Could you transcribe the material below exactly, without leaving out a single line?
>> BEGIN Supplied entries
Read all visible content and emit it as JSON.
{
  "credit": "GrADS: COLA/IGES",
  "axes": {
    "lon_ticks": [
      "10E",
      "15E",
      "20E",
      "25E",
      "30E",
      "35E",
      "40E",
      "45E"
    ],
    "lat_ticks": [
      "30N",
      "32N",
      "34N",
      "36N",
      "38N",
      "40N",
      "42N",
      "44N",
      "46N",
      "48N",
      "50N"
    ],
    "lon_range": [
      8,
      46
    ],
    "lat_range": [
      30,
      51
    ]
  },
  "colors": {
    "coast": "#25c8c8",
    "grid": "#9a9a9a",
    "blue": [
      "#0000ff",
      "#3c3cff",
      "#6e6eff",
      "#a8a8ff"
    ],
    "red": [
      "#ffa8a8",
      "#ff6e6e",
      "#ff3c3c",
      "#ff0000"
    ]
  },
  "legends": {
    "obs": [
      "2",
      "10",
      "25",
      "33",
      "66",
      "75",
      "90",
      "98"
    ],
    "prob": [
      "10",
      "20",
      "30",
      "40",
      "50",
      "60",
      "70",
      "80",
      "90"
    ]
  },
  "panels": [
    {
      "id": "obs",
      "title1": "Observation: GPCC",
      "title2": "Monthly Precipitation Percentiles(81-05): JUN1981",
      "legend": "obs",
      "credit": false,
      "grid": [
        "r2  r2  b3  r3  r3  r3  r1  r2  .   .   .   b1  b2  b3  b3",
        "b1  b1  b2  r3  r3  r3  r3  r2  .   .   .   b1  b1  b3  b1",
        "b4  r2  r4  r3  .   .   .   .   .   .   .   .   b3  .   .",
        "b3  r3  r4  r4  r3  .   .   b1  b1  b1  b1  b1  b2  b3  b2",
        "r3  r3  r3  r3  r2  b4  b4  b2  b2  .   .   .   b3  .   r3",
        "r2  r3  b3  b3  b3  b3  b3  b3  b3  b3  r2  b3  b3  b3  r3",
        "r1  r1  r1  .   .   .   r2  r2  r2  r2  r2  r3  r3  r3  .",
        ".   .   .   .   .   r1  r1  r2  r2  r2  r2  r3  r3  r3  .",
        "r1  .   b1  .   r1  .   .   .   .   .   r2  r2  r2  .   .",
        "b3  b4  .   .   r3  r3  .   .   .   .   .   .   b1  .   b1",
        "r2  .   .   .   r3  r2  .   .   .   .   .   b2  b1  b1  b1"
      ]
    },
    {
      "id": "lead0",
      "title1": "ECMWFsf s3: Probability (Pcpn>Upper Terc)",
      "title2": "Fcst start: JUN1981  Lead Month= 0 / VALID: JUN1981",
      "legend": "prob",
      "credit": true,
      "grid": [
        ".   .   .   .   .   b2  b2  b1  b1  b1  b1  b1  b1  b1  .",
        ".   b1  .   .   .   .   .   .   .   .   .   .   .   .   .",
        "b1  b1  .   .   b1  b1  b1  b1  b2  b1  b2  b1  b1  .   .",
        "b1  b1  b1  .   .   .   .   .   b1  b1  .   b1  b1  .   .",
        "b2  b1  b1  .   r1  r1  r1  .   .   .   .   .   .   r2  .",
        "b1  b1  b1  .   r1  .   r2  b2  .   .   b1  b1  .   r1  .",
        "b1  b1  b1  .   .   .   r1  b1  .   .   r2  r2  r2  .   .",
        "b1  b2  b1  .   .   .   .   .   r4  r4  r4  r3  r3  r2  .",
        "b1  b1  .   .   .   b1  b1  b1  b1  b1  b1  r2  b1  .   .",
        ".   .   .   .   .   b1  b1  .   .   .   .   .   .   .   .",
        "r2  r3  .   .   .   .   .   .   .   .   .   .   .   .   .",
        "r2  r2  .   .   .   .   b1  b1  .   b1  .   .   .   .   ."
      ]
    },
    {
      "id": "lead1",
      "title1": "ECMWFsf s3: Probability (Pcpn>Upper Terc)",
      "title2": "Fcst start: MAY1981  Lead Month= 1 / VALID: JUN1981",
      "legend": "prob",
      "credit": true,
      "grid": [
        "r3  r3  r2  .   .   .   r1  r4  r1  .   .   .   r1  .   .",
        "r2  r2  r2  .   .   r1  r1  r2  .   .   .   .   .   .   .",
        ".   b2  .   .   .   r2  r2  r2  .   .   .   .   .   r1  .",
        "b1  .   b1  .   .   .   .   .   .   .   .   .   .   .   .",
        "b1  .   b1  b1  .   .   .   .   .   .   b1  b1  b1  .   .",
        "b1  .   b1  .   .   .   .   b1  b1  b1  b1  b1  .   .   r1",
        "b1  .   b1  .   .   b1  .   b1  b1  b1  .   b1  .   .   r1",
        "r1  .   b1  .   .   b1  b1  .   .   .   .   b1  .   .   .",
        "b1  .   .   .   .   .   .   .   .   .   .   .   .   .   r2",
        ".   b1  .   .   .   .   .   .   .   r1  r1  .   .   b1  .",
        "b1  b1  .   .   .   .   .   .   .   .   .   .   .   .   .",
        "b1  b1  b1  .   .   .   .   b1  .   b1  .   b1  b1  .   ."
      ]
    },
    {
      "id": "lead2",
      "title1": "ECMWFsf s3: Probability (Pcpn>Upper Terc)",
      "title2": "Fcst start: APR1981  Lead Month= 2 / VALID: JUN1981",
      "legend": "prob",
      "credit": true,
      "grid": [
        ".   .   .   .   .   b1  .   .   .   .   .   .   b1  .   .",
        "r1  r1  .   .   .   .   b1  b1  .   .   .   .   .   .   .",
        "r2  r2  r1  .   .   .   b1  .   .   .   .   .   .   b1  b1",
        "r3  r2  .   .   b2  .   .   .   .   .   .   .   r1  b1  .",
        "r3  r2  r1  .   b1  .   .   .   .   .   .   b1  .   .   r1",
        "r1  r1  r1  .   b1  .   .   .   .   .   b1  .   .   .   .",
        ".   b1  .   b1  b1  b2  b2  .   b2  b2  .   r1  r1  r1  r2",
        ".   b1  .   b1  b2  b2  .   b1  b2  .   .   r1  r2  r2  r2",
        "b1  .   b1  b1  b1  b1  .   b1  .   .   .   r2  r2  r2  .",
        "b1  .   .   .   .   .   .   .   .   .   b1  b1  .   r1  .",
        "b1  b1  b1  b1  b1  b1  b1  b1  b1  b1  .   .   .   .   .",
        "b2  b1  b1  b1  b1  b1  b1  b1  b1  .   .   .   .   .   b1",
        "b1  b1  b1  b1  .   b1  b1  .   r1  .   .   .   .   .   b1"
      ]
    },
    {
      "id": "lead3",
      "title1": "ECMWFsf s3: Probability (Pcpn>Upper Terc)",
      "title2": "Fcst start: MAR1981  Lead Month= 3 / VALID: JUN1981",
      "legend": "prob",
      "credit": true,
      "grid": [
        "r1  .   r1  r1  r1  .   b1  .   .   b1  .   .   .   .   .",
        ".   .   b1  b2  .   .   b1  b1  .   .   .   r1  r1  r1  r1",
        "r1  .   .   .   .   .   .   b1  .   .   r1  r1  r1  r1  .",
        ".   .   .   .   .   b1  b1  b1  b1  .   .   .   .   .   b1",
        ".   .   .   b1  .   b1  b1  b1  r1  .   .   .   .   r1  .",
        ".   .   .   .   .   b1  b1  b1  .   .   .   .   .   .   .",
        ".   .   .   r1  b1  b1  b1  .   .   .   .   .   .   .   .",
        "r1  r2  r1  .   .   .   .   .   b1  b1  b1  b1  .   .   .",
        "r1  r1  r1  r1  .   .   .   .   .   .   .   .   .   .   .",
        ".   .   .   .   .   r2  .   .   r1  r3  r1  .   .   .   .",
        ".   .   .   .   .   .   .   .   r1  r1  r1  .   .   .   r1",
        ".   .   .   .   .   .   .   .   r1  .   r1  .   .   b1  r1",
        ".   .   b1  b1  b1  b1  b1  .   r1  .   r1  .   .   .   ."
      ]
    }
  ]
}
>> END Supplied entries
● Answer to this exercise:
Read all visible content and emit it as JSON.
{
  "credit": "GrADS: COLA/IGES",
  "axes": {
    "lon_ticks": [
      "10E",
      "15E",
      "20E",
      "25E",
      "30E",
      "35E",
      "40E",
      "45E"
    ],
    "lat_ticks": [
      "30N",
      "32N",
      "34N",
      "36N",
      "38N",
      "40N",
      "42N",
      "44N",
      "46N",
      "48N",
      "50N"
    ],
    "lon_range": [
      8,
      46
    ],
    "lat_range": [
      30,
      51
    ]
  },
  "colors": {
    "coast": "#25c8c8",
    "grid": "#9a9a9a",
    "blue": [
      "#0000ff",
      "#3c3cff",
      "#6e6eff",
      "#a8a8ff"
    ],
    "red": [
      "#ffa8a8",
      "#ff6e6e",
      "#ff3c3c",
      "#ff0000"
    ]
  },
  "legends": {
    "obs": [
      "2",
      "10",
      "25",
      "33",
      "66",
      "75",
      "90",
      "98"
    ],
    "prob": [
      "10",
      "20",
      "30",
      "40",
      "50",
      "60",
      "70",
      "80",
      "90"
    ]
  },
  "panels": [
    {
      "id": "obs",
      "title1": "Observation: GPCC",
      "title2": "Monthly Precipitation Percentiles(81-05): JUN1981",
      "legend": "obs",
      "credit": false,
      "grid": [
        "r2  r2  b3  r3  r3  r3  r1  r2  .   .   .   b1  b2  b3  b3",
        "b1  b1  b2  r3  r3  r3  r3  r2  .   .   .   b1  b1  b3  b1",
        "b4  r2  r4  r3  .   .   .   .   .   .   .   .   b3  .   .",
        "b3  r3  r4  r4  r3  .   .   b1  b1  b1  b1  b1  b2  b3  b2",
        "r3  r3  r3  r3  r2  b4  b4  b2  b2  .   .   .   b3  .   r3",
        "r2  r3  b3  b3  b3  b3  b3  b3  b3  b3  r2  b3  b3  b3  r3",
        "r1  r1  r1  .   .   .   r2  r2  r2  r2  r2  r3  r3  r3  .",
        ".   .   .   .   .   r1  r1  r2  r2  r2  r2  r3  r3  r3  .",
        "r1  .   b1  .   r1  .   .   .   .   .   r2  r2  r2  .   .",
        "b3  b4  .   .   r3  r3  .   .   .   .   .   .   b1  .   b1",
        "r2  .   .   .   r3  r2  .   .   .   .   .   b2  b1  b1  b1"
      ]
    },
    {
      "id": "lead0",
      "title1": "ECMWFsf s3: Probability (Pcpn>Upper Terc)",
      "title2": "Fcst start: JUN1981  Lead Month= 0 / VALID: JUN1981",
      "legend": "prob",
      "credit": true,
      "grid": [
        ".   .   .   .   .   b2  b2  b1  b1  b1  b1  b1  b1  b1  .",
        ".   b1  .   .   .   .   .   .   .   .   .   .   .   .   .",
        "b1  b1  .   .   b1  b1  b1  b1  b2  b1  b2  b1  b1  .   .",
        "b1  b1  b1  .   .   .   .   .   b1  b1  .   b1  b1  .   .",
        "b2  b1  b1  .   r1  r1  r1  .   .   .   .   .   .   r2  .",
        "b1  b1  b1  .   r1  .   r2  b2  .   .   b1  b1  .   r1  .",
        "b1  b1  b1  .   .   .   r1  b1  .   .   r2  r2  r2  .   .",
        "b1  b2  b1  .   .   .   .   .   r4  r4  r4  r3  r3  r2  .",
        "b1  b1  .   .   .   b1  b1  b1  b1  b1  b1  r2  b1  .   .",
        ".   .   .   .   .   b1  b1  .   .   .   .   .   .   .   .",
        "r2  r3  .   .   .   .   .   .   .   .   .   .   .   .   .",
        "r2  r2  .   .   .   .   b1  b1  .   b1  .   .   .   .   ."
      ]
    },
    {
      "id": "lead1",
      "title1": "ECMWFsf s3: Probability (Pcpn>Upper Terc)",
      "title2": "Fcst start: MAY1981  Lead Month= 1 / VALID: JUN1981",
      "legend": "prob",
      "credit": true,
      "grid": [
        "r3  r3  r2  .   .   .   r1  r4  r1  .   .   .   r1  .   .",
        "r2  r2  r2  .   .   r1  r1  r2  .   .   .   .   .   .   .",
        ".   b2  .   .   .   r2  r2  r2  .   .   .   .   .   r1  .",
        "b1  .   b1  .   .   .   .   .   .   .   .   .   .   .   .",
        "b1  .   b1  b1  .   .   .   .   .   .   b1  b1  b1  .   .",
        "b1  .   b1  .   .   .   .   b1  b1  b1  b1  b1  .   .   r1",
        "b1  .   b1  .   .   b1  .   b1  b1  b1  .   b1  .   .   r1",
        "r1  .   b1  .   .   b1  b1  .   .   .   .   b1  .   .   .",
        "b1  .   .   .   .   .   .   .   .   .   .   .   .   .   r2",
        ".   b1  .   .   .   .   .   .   .   r1  r1  .   .   b1  .",
        "b1  b1  .   .   .   .   .   .   .   .   .   .   .   .   .",
        "b1  b1  b1  .   .   .   .   b1  .   b1  .   b1  b1  .   ."
      ]
    },
    {
      "id": "lead2",
      "title1": "ECMWFsf s3: Probability (Pcpn>Upper Terc)",
      "title2": "Fcst start: APR1981  Lead Month= 2 / VALID: JUN1981",
      "legend": "prob",
      "credit": true,
      "grid": [
        ".   .   .   .   .   b1  .   .   .   .   .   .   b1  .   .",
        "r1  r1  .   .   .   .   b1  b1  .   .   .   .   .   .   .",
        "r2  r2  r1  .   .   .   b1  .   .   .   .   .   .   b1  b1",
        "r3  r2  .   .   b2  .   .   .   .   .   .   .   r1  b1  .",
        "r3  r2  r1  .   b1  .   .   .   .   .   .   b1  .   .   r1",
        "r1  r1  r1  .   b1  .   .   .   .   .   b1  .   .   .   .",
        ".   b1  .   b1  b1  b2  b2  .   b2  b2  .   r1  r1  r1  r2",
        ".   b1  .   b1  b2  b2  .   b1  b2  .   .   r1  r2  r2  r2",
        "b1  .   b1  b1  b1  b1  .   b1  .   .   .   r2  r2  r2  .",
        "b1  .   .   .   .   .   .   .   .   .   b1  b1  .   r1  .",
        "b1  b1  b1  b1  b1  b1  b1  b1  b1  b1  .   .   .   .   .",
        "b2  b1  b1  b1  b1  b1  b1  b1  b1  .   .   .   .   .   b1",
        "b1  b1  b1  b1  .   b1  b1  .   r1  .   .   .   .   .   b1"
      ]
    },
    {
      "id": "lead3",
      "title1": "ECMWFsf s3: Probability (Pcpn>Upper Terc)",
      "title2": "Fcst start: MAR1981  Lead Month= 3 / VALID: JUN1981",
      "legend": "prob",
      "credit": true,
      "grid": [
        "r1  .   r1  r1  r1  .   b1  .   .   b1  .   .   .   .   .",
        ".   .   b1  b2  .   .   b1  b1  .   .   .   r1  r1  r1  r1",
        "r1  .   .   .   .   .   .   b1  .   .   r1  r1  r1  r1  .",
        ".   .   .   .   .   b1  b1  b1  b1  .   .   .   .   .   b1",
        ".   .   .   b1  .   b1  b1  b1  r1  .   .   .   .   r1  .",
        ".   .   .   .   .   b1  b1  b1  .   .   .   .   .   .   .",
        ".   .   .   r1  b1  b1  b1  .   .   .   .   .   .   .   .",
        "r1  r2  r1  .   .   .   .   .   b1  b1  b1  b1  .   .   .",
        "r1  r1  r1  r1  .   .   .   .   .   .   .   .   .   .   .",
        ".   .   .   .   .   r2  .   .   r1  r3  r1  .   .   .   .",
        ".   .   .   .   .   .   .   .   r1  r1  r1  .   .   .   r1",
        ".   .   .   .   .   .   .   .   r1  .   r1  .   .   b1  r1",
        ".   .   b1  b1  b1  b1  b1  .   r1  .   r1  .   .   .   ."
      ]
    }
  ]
}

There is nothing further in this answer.